Dataset entries:
****************
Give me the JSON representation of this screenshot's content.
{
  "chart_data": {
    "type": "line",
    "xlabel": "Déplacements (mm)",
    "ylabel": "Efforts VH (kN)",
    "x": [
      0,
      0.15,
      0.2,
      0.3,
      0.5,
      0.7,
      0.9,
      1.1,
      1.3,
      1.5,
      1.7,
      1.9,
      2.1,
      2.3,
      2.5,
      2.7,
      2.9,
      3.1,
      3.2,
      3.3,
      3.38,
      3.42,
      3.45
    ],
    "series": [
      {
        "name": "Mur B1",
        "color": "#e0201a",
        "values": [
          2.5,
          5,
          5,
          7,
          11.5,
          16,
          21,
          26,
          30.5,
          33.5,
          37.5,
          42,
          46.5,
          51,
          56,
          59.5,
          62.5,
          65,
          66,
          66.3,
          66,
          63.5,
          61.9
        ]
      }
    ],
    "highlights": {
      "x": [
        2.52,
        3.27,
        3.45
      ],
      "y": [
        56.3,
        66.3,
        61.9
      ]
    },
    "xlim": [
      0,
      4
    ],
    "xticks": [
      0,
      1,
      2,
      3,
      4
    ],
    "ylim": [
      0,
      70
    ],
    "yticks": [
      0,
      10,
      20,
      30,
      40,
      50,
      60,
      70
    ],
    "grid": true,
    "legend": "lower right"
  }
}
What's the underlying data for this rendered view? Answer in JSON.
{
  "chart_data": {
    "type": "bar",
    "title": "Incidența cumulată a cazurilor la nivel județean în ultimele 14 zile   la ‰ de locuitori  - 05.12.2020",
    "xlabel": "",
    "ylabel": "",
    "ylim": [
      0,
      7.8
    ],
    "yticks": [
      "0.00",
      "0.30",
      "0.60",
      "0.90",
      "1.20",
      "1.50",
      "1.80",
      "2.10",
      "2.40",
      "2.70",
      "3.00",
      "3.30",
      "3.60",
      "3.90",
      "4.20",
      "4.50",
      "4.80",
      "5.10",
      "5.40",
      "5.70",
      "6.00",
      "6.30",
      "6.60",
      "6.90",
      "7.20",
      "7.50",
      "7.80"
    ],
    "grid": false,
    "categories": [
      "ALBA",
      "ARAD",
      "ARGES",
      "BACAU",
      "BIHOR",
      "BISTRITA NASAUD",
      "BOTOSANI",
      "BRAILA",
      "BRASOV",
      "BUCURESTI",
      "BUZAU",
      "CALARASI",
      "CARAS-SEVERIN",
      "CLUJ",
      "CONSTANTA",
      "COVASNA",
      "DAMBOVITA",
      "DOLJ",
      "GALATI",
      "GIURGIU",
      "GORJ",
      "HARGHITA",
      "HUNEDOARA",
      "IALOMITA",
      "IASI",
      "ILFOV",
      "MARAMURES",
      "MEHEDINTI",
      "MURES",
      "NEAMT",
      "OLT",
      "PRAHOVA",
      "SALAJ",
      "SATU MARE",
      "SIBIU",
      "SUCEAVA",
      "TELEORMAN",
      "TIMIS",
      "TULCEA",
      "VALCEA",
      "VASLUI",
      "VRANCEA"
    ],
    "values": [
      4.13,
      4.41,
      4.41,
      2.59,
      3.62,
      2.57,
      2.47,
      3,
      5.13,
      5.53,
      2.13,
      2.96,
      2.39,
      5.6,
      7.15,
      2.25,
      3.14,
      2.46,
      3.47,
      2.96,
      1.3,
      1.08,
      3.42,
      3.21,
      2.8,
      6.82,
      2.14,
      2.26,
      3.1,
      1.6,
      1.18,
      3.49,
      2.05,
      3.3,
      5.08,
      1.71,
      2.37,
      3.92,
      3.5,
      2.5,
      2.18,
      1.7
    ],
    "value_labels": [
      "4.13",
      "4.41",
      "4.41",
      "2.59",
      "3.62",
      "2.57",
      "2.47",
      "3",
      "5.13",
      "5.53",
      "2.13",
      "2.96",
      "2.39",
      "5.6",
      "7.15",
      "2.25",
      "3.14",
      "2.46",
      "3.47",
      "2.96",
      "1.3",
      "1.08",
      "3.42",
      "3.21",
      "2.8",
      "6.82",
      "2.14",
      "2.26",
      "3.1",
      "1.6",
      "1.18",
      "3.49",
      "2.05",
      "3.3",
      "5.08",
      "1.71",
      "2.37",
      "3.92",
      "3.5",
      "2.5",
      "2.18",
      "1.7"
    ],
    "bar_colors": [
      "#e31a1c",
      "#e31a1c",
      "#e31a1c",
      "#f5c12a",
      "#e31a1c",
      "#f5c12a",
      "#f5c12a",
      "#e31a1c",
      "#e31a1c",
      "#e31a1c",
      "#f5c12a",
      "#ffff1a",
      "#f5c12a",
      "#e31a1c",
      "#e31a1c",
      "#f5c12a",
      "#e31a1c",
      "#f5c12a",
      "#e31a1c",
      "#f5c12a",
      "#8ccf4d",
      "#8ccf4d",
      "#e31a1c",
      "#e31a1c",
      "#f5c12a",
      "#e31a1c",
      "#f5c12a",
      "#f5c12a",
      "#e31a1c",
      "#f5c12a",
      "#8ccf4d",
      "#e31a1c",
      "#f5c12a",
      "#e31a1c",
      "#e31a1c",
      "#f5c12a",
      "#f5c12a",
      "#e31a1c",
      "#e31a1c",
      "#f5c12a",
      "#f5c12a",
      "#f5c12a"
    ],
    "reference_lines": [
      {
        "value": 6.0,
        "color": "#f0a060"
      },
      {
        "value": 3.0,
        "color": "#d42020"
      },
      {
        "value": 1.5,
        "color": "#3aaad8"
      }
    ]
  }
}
****************
The request: Please restate the data word for word, every record included.

Response to the task:
Give me the JSON representation of this screenshot's content.
{
  "chart_data": {
    "type": "line",
    "xlabel": "Déplacements (mm)",
    "ylabel": "Efforts VH (kN)",
    "x": [
      0,
      0.15,
      0.2,
      0.3,
      0.5,
      0.7,
      0.9,
      1.1,
      1.3,
      1.5,
      1.7,
      1.9,
      2.1,
      2.3,
      2.5,
      2.7,
      2.9,
      3.1,
      3.2,
      3.3,
      3.38,
      3.42,
      3.45
    ],
    "series": [
      {
        "name": "Mur B1",
        "color": "#e0201a",
        "values": [
          2.5,
          5,
          5,
          7,
          11.5,
          16,
          21,
          26,
          30.5,
          33.5,
          37.5,
          42,
          46.5,
          51,
          56,
          59.5,
          62.5,
          65,
          66,
          66.3,
          66,
          63.5,
          61.9
        ]
      }
    ],
    "highlights": {
      "x": [
        2.52,
        3.27,
        3.45
      ],
      "y": [
        56.3,
        66.3,
        61.9
      ]
    },
    "xlim": [
      0,
      4
    ],
    "xticks": [
      0,
      1,
      2,
      3,
      4
    ],
    "ylim": [
      0,
      70
    ],
    "yticks": [
      0,
      10,
      20,
      30,
      40,
      50,
      60,
      70
    ],
    "grid": true,
    "legend": "lower right"
  }
}
What's the underlying data for this rendered view? Answer in JSON.
{
  "chart_data": {
    "type": "bar",
    "title": "Incidența cumulată a cazurilor la nivel județean în ultimele 14 zile   la ‰ de locuitori  - 05.12.2020",
    "xlabel": "",
    "ylabel": "",
    "ylim": [
      0,
      7.8
    ],
    "yticks": [
      "0.00",
      "0.30",
      "0.60",
      "0.90",
      "1.20",
      "1.50",
      "1.80",
      "2.10",
      "2.40",
      "2.70",
      "3.00",
      "3.30",
      "3.60",
      "3.90",
      "4.20",
      "4.50",
      "4.80",
      "5.10",
      "5.40",
      "5.70",
      "6.00",
      "6.30",
      "6.60",
      "6.90",
      "7.20",
      "7.50",
      "7.80"
    ],
    "grid": false,
    "categories": [
      "ALBA",
      "ARAD",
      "ARGES",
      "BACAU",
      "BIHOR",
      "BISTRITA NASAUD",
      "BOTOSANI",
      "BRAILA",
      "BRASOV",
      "BUCURESTI",
      "BUZAU",
      "CALARASI",
      "CARAS-SEVERIN",
      "CLUJ",
      "CONSTANTA",
      "COVASNA",
      "DAMBOVITA",
      "DOLJ",
      "GALATI",
      "GIURGIU",
      "GORJ",
      "HARGHITA",
      "HUNEDOARA",
      "IALOMITA",
      "IASI",
      "ILFOV",
      "MARAMURES",
      "MEHEDINTI",
      "MURES",
      "NEAMT",
      "OLT",
      "PRAHOVA",
      "SALAJ",
      "SATU MARE",
      "SIBIU",
      "SUCEAVA",
      "TELEORMAN",
      "TIMIS",
      "TULCEA",
      "VALCEA",
      "VASLUI",
      "VRANCEA"
    ],
    "values": [
      4.13,
      4.41,
      4.41,
      2.59,
      3.62,
      2.57,
      2.47,
      3,
      5.13,
      5.53,
      2.13,
      2.96,
      2.39,
      5.6,
      7.15,
      2.25,
      3.14,
      2.46,
      3.47,
      2.96,
      1.3,
      1.08,
      3.42,
      3.21,
      2.8,
      6.82,
      2.14,
      2.26,
      3.1,
      1.6,
      1.18,
      3.49,
      2.05,
      3.3,
      5.08,
      1.71,
      2.37,
      3.92,
      3.5,
      2.5,
      2.18,
      1.7
    ],
    "value_labels": [
      "4.13",
      "4.41",
      "4.41",
      "2.59",
      "3.62",
      "2.57",
      "2.47",
      "3",
      "5.13",
      "5.53",
      "2.13",
      "2.96",
      "2.39",
      "5.6",
      "7.15",
      "2.25",
      "3.14",
      "2.46",
      "3.47",
      "2.96",
      "1.3",
      "1.08",
      "3.42",
      "3.21",
      "2.8",
      "6.82",
      "2.14",
      "2.26",
      "3.1",
      "1.6",
      "1.18",
      "3.49",
      "2.05",
      "3.3",
      "5.08",
      "1.71",
      "2.37",
      "3.92",
      "3.5",
      "2.5",
      "2.18",
      "1.7"
    ],
    "bar_colors": [
      "#e31a1c",
      "#e31a1c",
      "#e31a1c",
      "#f5c12a",
      "#e31a1c",
      "#f5c12a",
      "#f5c12a",
      "#e31a1c",
      "#e31a1c",
      "#e31a1c",
      "#f5c12a",
      "#ffff1a",
      "#f5c12a",
      "#e31a1c",
      "#e31a1c",
      "#f5c12a",
      "#e31a1c",
      "#f5c12a",
      "#e31a1c",
      "#f5c12a",
      "#8ccf4d",
      "#8ccf4d",
      "#e31a1c",
      "#e31a1c",
      "#f5c12a",
      "#e31a1c",
      "#f5c12a",
      "#f5c12a",
      "#e31a1c",
      "#f5c12a",
      "#8ccf4d",
      "#e31a1c",
      "#f5c12a",
      "#e31a1c",
      "#e31a1c",
      "#f5c12a",
      "#f5c12a",
      "#e31a1c",
      "#e31a1c",
      "#f5c12a",
      "#f5c12a",
      "#f5c12a"
    ],
    "reference_lines": [
      {
        "value": 6.0,
        "color": "#f0a060"
      },
      {
        "value": 3.0,
        "color": "#d42020"
      },
      {
        "value": 1.5,
        "color": "#3aaad8"
      }
    ]
  }
}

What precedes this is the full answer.